* YOUR GOAL
Copy each line in the data that includes the word "object".
* START *
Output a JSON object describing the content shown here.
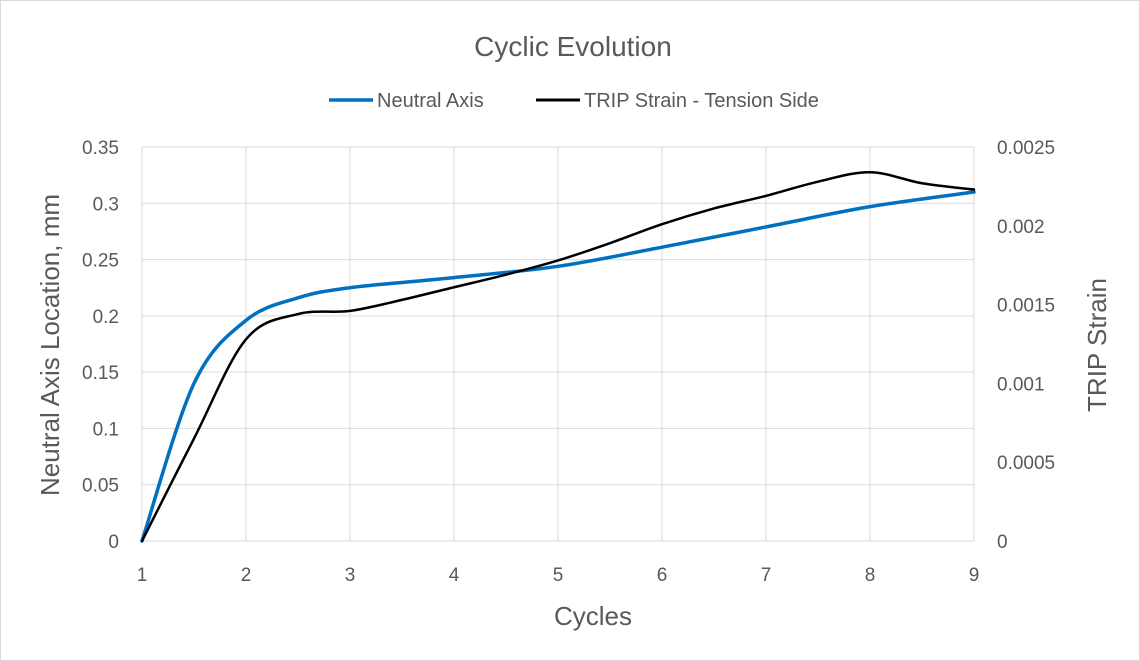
{
  "chart_data": {
    "type": "line",
    "title": "Cyclic Evolution",
    "xlabel": "Cycles",
    "ylabel": "Neutral Axis Location, mm",
    "y2label": "TRIP Strain",
    "xlim": [
      1,
      9
    ],
    "ylim": [
      0,
      0.35
    ],
    "y2lim": [
      0,
      0.0025
    ],
    "grid": true,
    "legend_position": "top",
    "x_ticks": [
      "1",
      "2",
      "3",
      "4",
      "5",
      "6",
      "7",
      "8",
      "9"
    ],
    "y_ticks": [
      "0",
      "0.05",
      "0.1",
      "0.15",
      "0.2",
      "0.25",
      "0.3",
      "0.35"
    ],
    "y2_ticks": [
      "0",
      "0.0005",
      "0.001",
      "0.0015",
      "0.002",
      "0.0025"
    ],
    "series": [
      {
        "name": "Neutral Axis",
        "axis": "left",
        "color": "#0070c0",
        "x": [
          1,
          1.5,
          2,
          2.5,
          3,
          4,
          5,
          6,
          7,
          8,
          9
        ],
        "values": [
          0,
          0.14,
          0.196,
          0.216,
          0.225,
          0.234,
          0.244,
          0.261,
          0.279,
          0.297,
          0.31
        ]
      },
      {
        "name": "TRIP Strain - Tension Side",
        "axis": "right",
        "color": "#000000",
        "x": [
          1,
          1.5,
          2,
          2.5,
          3,
          3.5,
          4,
          4.5,
          5,
          5.5,
          6,
          6.5,
          7,
          7.5,
          8,
          8.5,
          9
        ],
        "values": [
          0,
          0.00065,
          0.00128,
          0.00144,
          0.00146,
          0.00153,
          0.00161,
          0.00169,
          0.00178,
          0.00189,
          0.00201,
          0.00211,
          0.00219,
          0.00228,
          0.00234,
          0.00227,
          0.00223
        ]
      }
    ]
  }
}
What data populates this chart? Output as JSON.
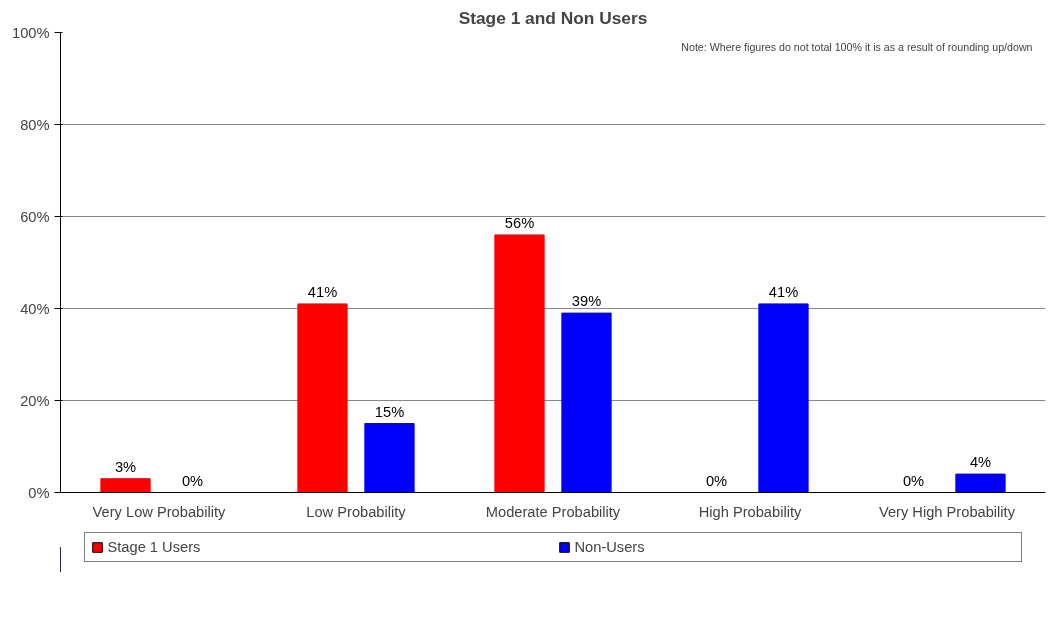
{
  "chart_data": {
    "type": "bar",
    "title": "Stage 1 and Non Users",
    "categories": [
      "Very Low Probability",
      "Low Probability",
      "Moderate Probability",
      "High Probability",
      "Very High Probability"
    ],
    "series": [
      {
        "name": "Stage 1 Users",
        "color": "#ff0000",
        "values": [
          3,
          41,
          56,
          0,
          0
        ],
        "value_labels": [
          "3%",
          "41%",
          "56%",
          "0%",
          "0%"
        ]
      },
      {
        "name": "Non-Users",
        "color": "#0000ff",
        "values": [
          0,
          15,
          39,
          41,
          4
        ],
        "value_labels": [
          "0%",
          "15%",
          "39%",
          "41%",
          "4%"
        ]
      }
    ],
    "ylim": [
      0,
      100
    ],
    "yticks": [
      {
        "value": 0,
        "label": "0%"
      },
      {
        "value": 20,
        "label": "20%"
      },
      {
        "value": 40,
        "label": "40%"
      },
      {
        "value": 60,
        "label": "60%"
      },
      {
        "value": 80,
        "label": "80%"
      },
      {
        "value": 100,
        "label": "100%"
      }
    ],
    "grid": "y",
    "legend": "bottom",
    "annotations": [
      "Note: Where figures do not total 100%  it is as a result of rounding up/down"
    ]
  }
}
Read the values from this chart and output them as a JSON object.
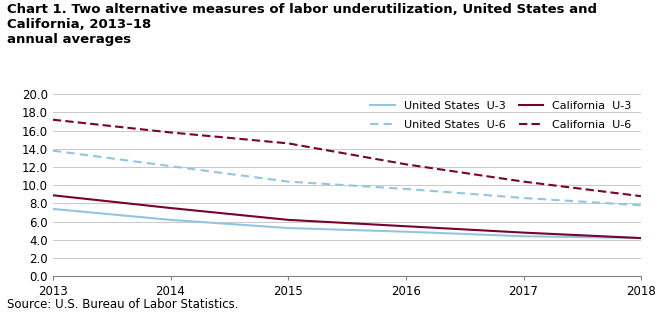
{
  "title_line1": "Chart 1. Two alternative measures of labor underutilization, United States and California, 2013–18",
  "title_line2": "annual averages",
  "source": "Source: U.S. Bureau of Labor Statistics.",
  "x": [
    2013,
    2014,
    2015,
    2016,
    2017,
    2018
  ],
  "us_u3": [
    7.4,
    6.2,
    5.3,
    4.9,
    4.4,
    4.2
  ],
  "us_u6": [
    13.8,
    12.1,
    10.4,
    9.6,
    8.6,
    7.8
  ],
  "ca_u3": [
    8.9,
    7.5,
    6.2,
    5.5,
    4.8,
    4.2
  ],
  "ca_u6": [
    17.2,
    15.8,
    14.6,
    12.3,
    10.4,
    8.8
  ],
  "color_us": "#92c5de",
  "color_ca": "#7b0030",
  "ylim": [
    0.0,
    20.0
  ],
  "yticks": [
    0.0,
    2.0,
    4.0,
    6.0,
    8.0,
    10.0,
    12.0,
    14.0,
    16.0,
    18.0,
    20.0
  ],
  "legend_us_u3": "United States  U-3",
  "legend_us_u6": "United States  U-6",
  "legend_ca_u3": "California  U-3",
  "legend_ca_u6": "California  U-6",
  "title_fontsize": 9.5,
  "axis_fontsize": 8.5,
  "source_fontsize": 8.5,
  "legend_fontsize": 8.0
}
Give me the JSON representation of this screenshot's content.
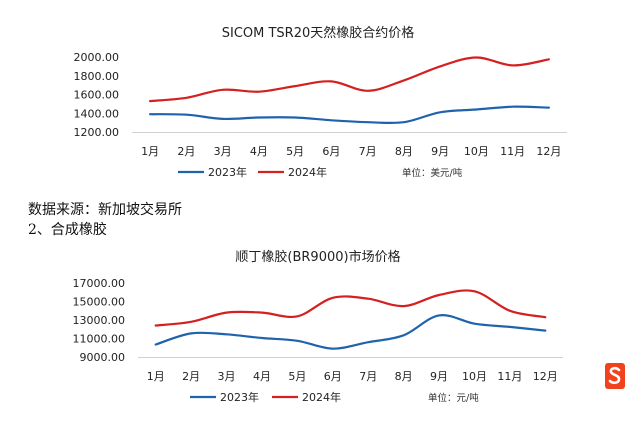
{
  "source_text": "数据来源：新加坡交易所",
  "section_text": "2、合成橡胶",
  "colors": {
    "series_2023": "#1f63ad",
    "series_2024": "#d42020",
    "logo": "#f0421c"
  },
  "logo_icon": "sohu-logo-icon",
  "chart_data": [
    {
      "type": "line",
      "title": "SICOM TSR20天然橡胶合约价格",
      "categories": [
        "1月",
        "2月",
        "3月",
        "4月",
        "5月",
        "6月",
        "7月",
        "8月",
        "9月",
        "10月",
        "11月",
        "12月"
      ],
      "y_ticks": [
        "1200.00",
        "1400.00",
        "1600.00",
        "1800.00",
        "2000.00"
      ],
      "ylim": [
        1200,
        2000
      ],
      "grid": false,
      "legend_position": "bottom",
      "unit": "单位：美元/吨",
      "series": [
        {
          "name": "2023年",
          "color": "#1f63ad",
          "values": [
            1390,
            1385,
            1340,
            1355,
            1355,
            1325,
            1305,
            1305,
            1410,
            1440,
            1470,
            1460
          ]
        },
        {
          "name": "2024年",
          "color": "#d42020",
          "values": [
            1530,
            1565,
            1650,
            1630,
            1690,
            1740,
            1640,
            1750,
            1900,
            1995,
            1910,
            1975
          ]
        }
      ]
    },
    {
      "type": "line",
      "title": "顺丁橡胶(BR9000)市场价格",
      "categories": [
        "1月",
        "2月",
        "3月",
        "4月",
        "5月",
        "6月",
        "7月",
        "8月",
        "9月",
        "10月",
        "11月",
        "12月"
      ],
      "y_ticks": [
        "9000.00",
        "11000.00",
        "13000.00",
        "15000.00",
        "17000.00"
      ],
      "ylim": [
        9000,
        17000
      ],
      "grid": false,
      "legend_position": "bottom",
      "unit": "单位：元/吨",
      "series": [
        {
          "name": "2023年",
          "color": "#1f63ad",
          "values": [
            10350,
            11550,
            11450,
            11050,
            10750,
            9900,
            10600,
            11350,
            13500,
            12600,
            12250,
            11850
          ]
        },
        {
          "name": "2024年",
          "color": "#d42020",
          "values": [
            12400,
            12800,
            13800,
            13800,
            13400,
            15400,
            15300,
            14500,
            15700,
            16100,
            14000,
            13300
          ]
        }
      ]
    }
  ]
}
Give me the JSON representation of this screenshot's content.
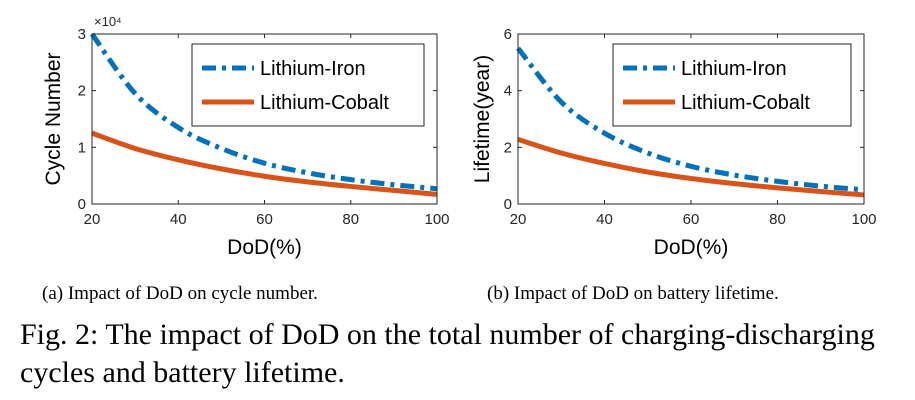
{
  "colors": {
    "iron": "#0072BD",
    "cobalt": "#D95319"
  },
  "chart_data": [
    {
      "type": "line",
      "subcaption": "(a) Impact of DoD on cycle number.",
      "xlabel": "DoD(%)",
      "ylabel": "Cycle Number",
      "exponent_label": "×10⁴",
      "xlim": [
        20,
        100
      ],
      "ylim": [
        0,
        3
      ],
      "xticks": [
        20,
        40,
        60,
        80,
        100
      ],
      "yticks": [
        0,
        1,
        2,
        3
      ],
      "y_scale_factor": 10000,
      "grid": false,
      "legend": "top-right",
      "x": [
        20,
        30,
        40,
        50,
        60,
        70,
        80,
        90,
        100
      ],
      "series": [
        {
          "name": "Lithium-Iron",
          "style": "dash-dot",
          "values": [
            3.0,
            1.95,
            1.35,
            0.98,
            0.72,
            0.55,
            0.43,
            0.34,
            0.27
          ]
        },
        {
          "name": "Lithium-Cobalt",
          "style": "solid",
          "values": [
            1.25,
            0.98,
            0.78,
            0.62,
            0.49,
            0.39,
            0.31,
            0.24,
            0.17
          ]
        }
      ]
    },
    {
      "type": "line",
      "subcaption": "(b) Impact of DoD on battery lifetime.",
      "xlabel": "DoD(%)",
      "ylabel": "Lifetime(year)",
      "xlim": [
        20,
        100
      ],
      "ylim": [
        0,
        6
      ],
      "xticks": [
        20,
        40,
        60,
        80,
        100
      ],
      "yticks": [
        0,
        2,
        4,
        6
      ],
      "grid": false,
      "legend": "top-right",
      "x": [
        20,
        30,
        40,
        50,
        60,
        70,
        80,
        90,
        100
      ],
      "series": [
        {
          "name": "Lithium-Iron",
          "style": "dash-dot",
          "values": [
            5.5,
            3.6,
            2.5,
            1.8,
            1.33,
            1.02,
            0.8,
            0.63,
            0.5
          ]
        },
        {
          "name": "Lithium-Cobalt",
          "style": "solid",
          "values": [
            2.28,
            1.8,
            1.43,
            1.13,
            0.9,
            0.72,
            0.57,
            0.44,
            0.32
          ]
        }
      ]
    }
  ],
  "figure_caption": "Fig. 2: The impact of DoD on the total number of charging-discharging cycles and battery lifetime."
}
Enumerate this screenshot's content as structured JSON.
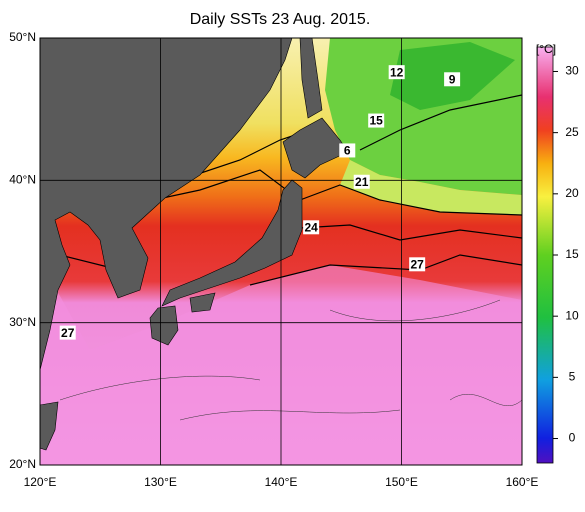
{
  "title": "Daily SSTs 23 Aug. 2015.",
  "map": {
    "xlim": [
      120,
      160
    ],
    "ylim": [
      20,
      50
    ],
    "xticks": [
      {
        "value": 120,
        "label": "120°E"
      },
      {
        "value": 130,
        "label": "130°E"
      },
      {
        "value": 140,
        "label": "140°E"
      },
      {
        "value": 150,
        "label": "150°E"
      },
      {
        "value": 160,
        "label": "160°E"
      }
    ],
    "yticks": [
      {
        "value": 20,
        "label": "20°N"
      },
      {
        "value": 30,
        "label": "30°N"
      },
      {
        "value": 40,
        "label": "40°N"
      },
      {
        "value": 50,
        "label": "50°N"
      }
    ],
    "contour_labels": [
      {
        "value": 12,
        "lon": 149.6,
        "lat": 47.6
      },
      {
        "value": 9,
        "lon": 154.2,
        "lat": 47.1
      },
      {
        "value": 15,
        "lon": 147.9,
        "lat": 44.2
      },
      {
        "value": 6,
        "lon": 145.5,
        "lat": 42.1
      },
      {
        "value": 21,
        "lon": 146.7,
        "lat": 39.9
      },
      {
        "value": 24,
        "lon": 142.5,
        "lat": 36.7
      },
      {
        "value": 27,
        "lon": 151.3,
        "lat": 34.1
      },
      {
        "value": 27,
        "lon": 122.3,
        "lat": 29.3
      }
    ]
  },
  "colorbar": {
    "unit": "[°C]",
    "lim": [
      -2,
      32
    ],
    "ticks": [
      0,
      5,
      10,
      15,
      20,
      25,
      30
    ]
  }
}
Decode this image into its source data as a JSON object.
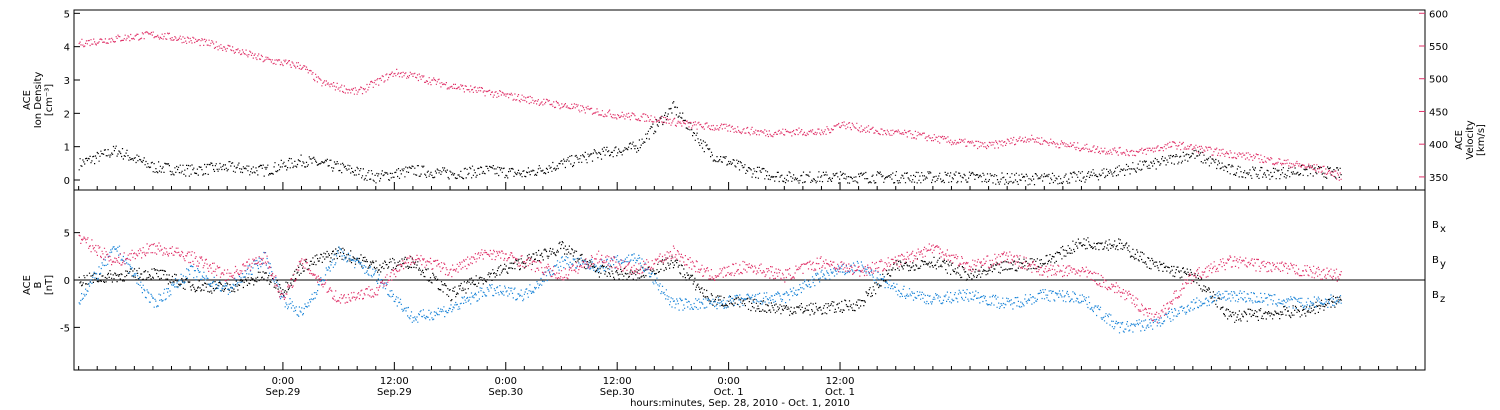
{
  "chart_data": [
    {
      "type": "scatter",
      "panel": "top",
      "left_axis": {
        "label_lines": [
          "ACE",
          "Ion Density",
          "[cm⁻³]"
        ],
        "ylim": [
          -0.3,
          5.1
        ],
        "ticks": [
          0,
          1,
          2,
          3,
          4,
          5
        ]
      },
      "right_axis": {
        "label_lines": [
          "ACE",
          "Velocity",
          "[km/s]"
        ],
        "ylim": [
          330,
          605
        ],
        "ticks": [
          350,
          400,
          450,
          500,
          550,
          600
        ],
        "color": "#e0336a"
      },
      "series": [
        {
          "name": "Ion Density",
          "axis": "left",
          "color": "#000000",
          "x": [
            -22,
            -18,
            -14,
            -10,
            -6,
            -2,
            2,
            6,
            10,
            14,
            18,
            22,
            26,
            30,
            34,
            38,
            42,
            46,
            50,
            54,
            58,
            62,
            66,
            70,
            74,
            78,
            82,
            86,
            90,
            94,
            98,
            102,
            106,
            110,
            114
          ],
          "values": [
            0.5,
            0.9,
            0.4,
            0.3,
            0.4,
            0.3,
            0.6,
            0.4,
            0.1,
            0.3,
            0.2,
            0.3,
            0.2,
            0.5,
            0.8,
            1.0,
            2.2,
            0.8,
            0.3,
            0.1,
            0.1,
            0.1,
            0.1,
            0.1,
            0.1,
            0.05,
            0.05,
            0.1,
            0.3,
            0.5,
            0.8,
            0.3,
            0.2,
            0.3,
            0.2
          ]
        },
        {
          "name": "Velocity",
          "axis": "right",
          "color": "#e0336a",
          "x": [
            -22,
            -18,
            -14,
            -10,
            -6,
            -2,
            2,
            4,
            8,
            12,
            14,
            18,
            22,
            24,
            28,
            32,
            36,
            40,
            44,
            48,
            52,
            56,
            58,
            60,
            64,
            68,
            72,
            76,
            80,
            84,
            88,
            92,
            96,
            100,
            104,
            108,
            112,
            114
          ],
          "values": [
            555,
            562,
            568,
            560,
            548,
            530,
            520,
            495,
            480,
            510,
            505,
            490,
            480,
            475,
            465,
            455,
            445,
            440,
            430,
            425,
            418,
            420,
            418,
            432,
            420,
            415,
            405,
            398,
            410,
            400,
            392,
            388,
            400,
            390,
            382,
            372,
            362,
            350
          ]
        }
      ]
    },
    {
      "type": "scatter",
      "panel": "bottom",
      "left_axis": {
        "label_lines": [
          "ACE",
          "B",
          "[nT]"
        ],
        "ylim": [
          -9.5,
          9.5
        ],
        "ticks": [
          -5,
          0,
          5
        ]
      },
      "series": [
        {
          "name": "Bx",
          "color": "#000000",
          "x": [
            -22,
            -18,
            -14,
            -10,
            -6,
            -2,
            0,
            2,
            6,
            10,
            14,
            18,
            22,
            26,
            30,
            34,
            38,
            42,
            46,
            50,
            54,
            58,
            62,
            66,
            70,
            74,
            78,
            82,
            86,
            90,
            94,
            98,
            102,
            106,
            110,
            114
          ],
          "values": [
            0,
            0.5,
            0.8,
            -0.5,
            -0.8,
            0.5,
            -1.0,
            1.5,
            3.0,
            1.5,
            2.0,
            -1.5,
            0.5,
            2.0,
            3.5,
            1.0,
            0.5,
            2.0,
            -2.0,
            -2.5,
            -3.0,
            -3.0,
            -2.5,
            1.5,
            2.0,
            0.5,
            1.5,
            2.0,
            4.0,
            3.8,
            1.5,
            0.5,
            -3.8,
            -3.5,
            -3.2,
            -2.0
          ]
        },
        {
          "name": "By",
          "color": "#1a84d8",
          "x": [
            -22,
            -18,
            -14,
            -10,
            -6,
            -2,
            0,
            2,
            6,
            10,
            14,
            18,
            22,
            26,
            30,
            34,
            38,
            42,
            46,
            50,
            54,
            58,
            62,
            66,
            70,
            74,
            78,
            82,
            86,
            90,
            94,
            98,
            102,
            106,
            110,
            114
          ],
          "values": [
            -2,
            3.5,
            -2.5,
            1.0,
            -1.0,
            2.5,
            -2.0,
            -3.5,
            3.0,
            0.5,
            -4.0,
            -3.0,
            -1.0,
            -1.5,
            2.0,
            1.5,
            2.5,
            -2.5,
            -2.5,
            -2.0,
            -1.8,
            0.5,
            1.5,
            -1.0,
            -2.0,
            -1.5,
            -2.5,
            -1.5,
            -1.8,
            -5.0,
            -4.5,
            -2.5,
            -1.5,
            -2.0,
            -2.5,
            -2.0
          ]
        },
        {
          "name": "Bz",
          "color": "#e0336a",
          "x": [
            -22,
            -18,
            -14,
            -10,
            -6,
            -2,
            0,
            2,
            6,
            10,
            14,
            18,
            22,
            26,
            30,
            34,
            38,
            42,
            46,
            50,
            54,
            58,
            62,
            66,
            70,
            74,
            78,
            82,
            86,
            90,
            94,
            98,
            102,
            106,
            110,
            114
          ],
          "values": [
            4.5,
            2.0,
            3.5,
            2.5,
            0.5,
            2.5,
            -2.0,
            2.0,
            -2.0,
            -1.0,
            2.5,
            1.0,
            3.0,
            2.0,
            0.5,
            2.5,
            1.0,
            3.0,
            0.5,
            1.5,
            0.5,
            2.0,
            1.0,
            2.0,
            3.5,
            1.5,
            2.5,
            1.0,
            1.0,
            -1.0,
            -4.0,
            0.5,
            2.0,
            1.5,
            1.0,
            0.5
          ]
        }
      ],
      "legend": [
        {
          "label": "B",
          "sub": "x",
          "color": "#000000"
        },
        {
          "label": "B",
          "sub": "y",
          "color": "#1a84d8"
        },
        {
          "label": "B",
          "sub": "z",
          "color": "#e0336a"
        }
      ],
      "zero_line": true
    }
  ],
  "x_axis": {
    "range_hours": [
      -22.5,
      123
    ],
    "ticks": [
      {
        "hour": 0,
        "line1": "0:00",
        "line2": "Sep.29"
      },
      {
        "hour": 12,
        "line1": "12:00",
        "line2": "Sep.29"
      },
      {
        "hour": 24,
        "line1": "0:00",
        "line2": "Sep.30"
      },
      {
        "hour": 36,
        "line1": "12:00",
        "line2": "Sep.30"
      },
      {
        "hour": 48,
        "line1": "0:00",
        "line2": "Oct. 1"
      },
      {
        "hour": 60,
        "line1": "12:00",
        "line2": "Oct. 1"
      }
    ],
    "label": "hours:minutes, Sep. 28, 2010 - Oct.  1, 2010"
  }
}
* END *
* CORRECT ANSWER
Output a JSON object describing the content shown here.
Read the values from this chart and output them as a JSON object.
Decode this image into its source data as a JSON object.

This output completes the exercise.